PROBLEM STATEMENT:
Copy out every line of the entries below word for word, leaving out the pictures.

(Items listed in a dataset)
/---

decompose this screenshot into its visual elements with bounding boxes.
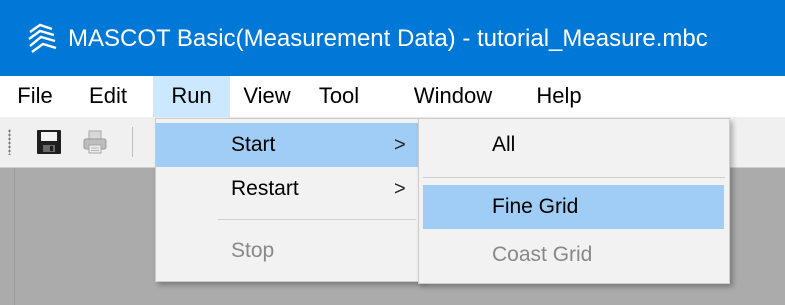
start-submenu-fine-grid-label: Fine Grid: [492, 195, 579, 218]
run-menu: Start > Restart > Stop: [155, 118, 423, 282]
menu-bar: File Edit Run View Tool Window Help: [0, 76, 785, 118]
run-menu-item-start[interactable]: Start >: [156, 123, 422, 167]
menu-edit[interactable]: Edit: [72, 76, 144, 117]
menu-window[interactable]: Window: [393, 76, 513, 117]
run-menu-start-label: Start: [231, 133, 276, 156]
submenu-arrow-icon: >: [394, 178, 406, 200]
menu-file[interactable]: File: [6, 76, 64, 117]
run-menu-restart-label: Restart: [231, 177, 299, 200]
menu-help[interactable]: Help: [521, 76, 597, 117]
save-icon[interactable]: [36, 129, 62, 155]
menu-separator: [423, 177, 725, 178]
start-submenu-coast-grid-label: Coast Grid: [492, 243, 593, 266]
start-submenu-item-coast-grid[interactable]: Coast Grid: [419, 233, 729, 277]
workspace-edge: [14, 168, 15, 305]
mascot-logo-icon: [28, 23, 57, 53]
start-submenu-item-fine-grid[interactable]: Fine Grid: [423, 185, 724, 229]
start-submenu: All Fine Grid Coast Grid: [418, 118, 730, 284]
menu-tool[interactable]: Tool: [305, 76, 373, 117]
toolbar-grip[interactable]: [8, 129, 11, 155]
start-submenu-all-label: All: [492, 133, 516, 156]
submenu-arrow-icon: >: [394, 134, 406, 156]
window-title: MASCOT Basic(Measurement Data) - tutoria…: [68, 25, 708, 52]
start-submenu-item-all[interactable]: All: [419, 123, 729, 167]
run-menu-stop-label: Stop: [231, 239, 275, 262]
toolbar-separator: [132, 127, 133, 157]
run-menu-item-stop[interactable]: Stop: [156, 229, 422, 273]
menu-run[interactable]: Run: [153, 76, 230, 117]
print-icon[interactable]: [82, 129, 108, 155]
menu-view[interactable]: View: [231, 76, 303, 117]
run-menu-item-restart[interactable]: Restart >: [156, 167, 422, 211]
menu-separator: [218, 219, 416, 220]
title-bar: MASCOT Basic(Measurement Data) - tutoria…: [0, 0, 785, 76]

\---

FULL SOLUTION:
decompose this screenshot into its visual elements with bounding boxes.
start-submenu-fine-grid-label: Fine Grid: [492, 195, 579, 218]
run-menu: Start > Restart > Stop: [155, 118, 423, 282]
menu-bar: File Edit Run View Tool Window Help: [0, 76, 785, 118]
run-menu-item-start[interactable]: Start >: [156, 123, 422, 167]
menu-edit[interactable]: Edit: [72, 76, 144, 117]
menu-window[interactable]: Window: [393, 76, 513, 117]
run-menu-start-label: Start: [231, 133, 276, 156]
submenu-arrow-icon: >: [394, 178, 406, 200]
menu-file[interactable]: File: [6, 76, 64, 117]
run-menu-restart-label: Restart: [231, 177, 299, 200]
menu-help[interactable]: Help: [521, 76, 597, 117]
save-icon[interactable]: [36, 129, 62, 155]
menu-separator: [423, 177, 725, 178]
start-submenu-coast-grid-label: Coast Grid: [492, 243, 593, 266]
start-submenu-item-coast-grid[interactable]: Coast Grid: [419, 233, 729, 277]
workspace-edge: [14, 168, 15, 305]
mascot-logo-icon: [28, 23, 57, 53]
start-submenu-item-fine-grid[interactable]: Fine Grid: [423, 185, 724, 229]
start-submenu: All Fine Grid Coast Grid: [418, 118, 730, 284]
menu-tool[interactable]: Tool: [305, 76, 373, 117]
toolbar-grip[interactable]: [8, 129, 11, 155]
start-submenu-all-label: All: [492, 133, 516, 156]
submenu-arrow-icon: >: [394, 134, 406, 156]
window-title: MASCOT Basic(Measurement Data) - tutoria…: [68, 25, 708, 52]
start-submenu-item-all[interactable]: All: [419, 123, 729, 167]
run-menu-stop-label: Stop: [231, 239, 275, 262]
toolbar-separator: [132, 127, 133, 157]
run-menu-item-stop[interactable]: Stop: [156, 229, 422, 273]
menu-run[interactable]: Run: [153, 76, 230, 117]
print-icon[interactable]: [82, 129, 108, 155]
menu-view[interactable]: View: [231, 76, 303, 117]
run-menu-item-restart[interactable]: Restart >: [156, 167, 422, 211]
menu-separator: [218, 219, 416, 220]
title-bar: MASCOT Basic(Measurement Data) - tutoria…: [0, 0, 785, 76]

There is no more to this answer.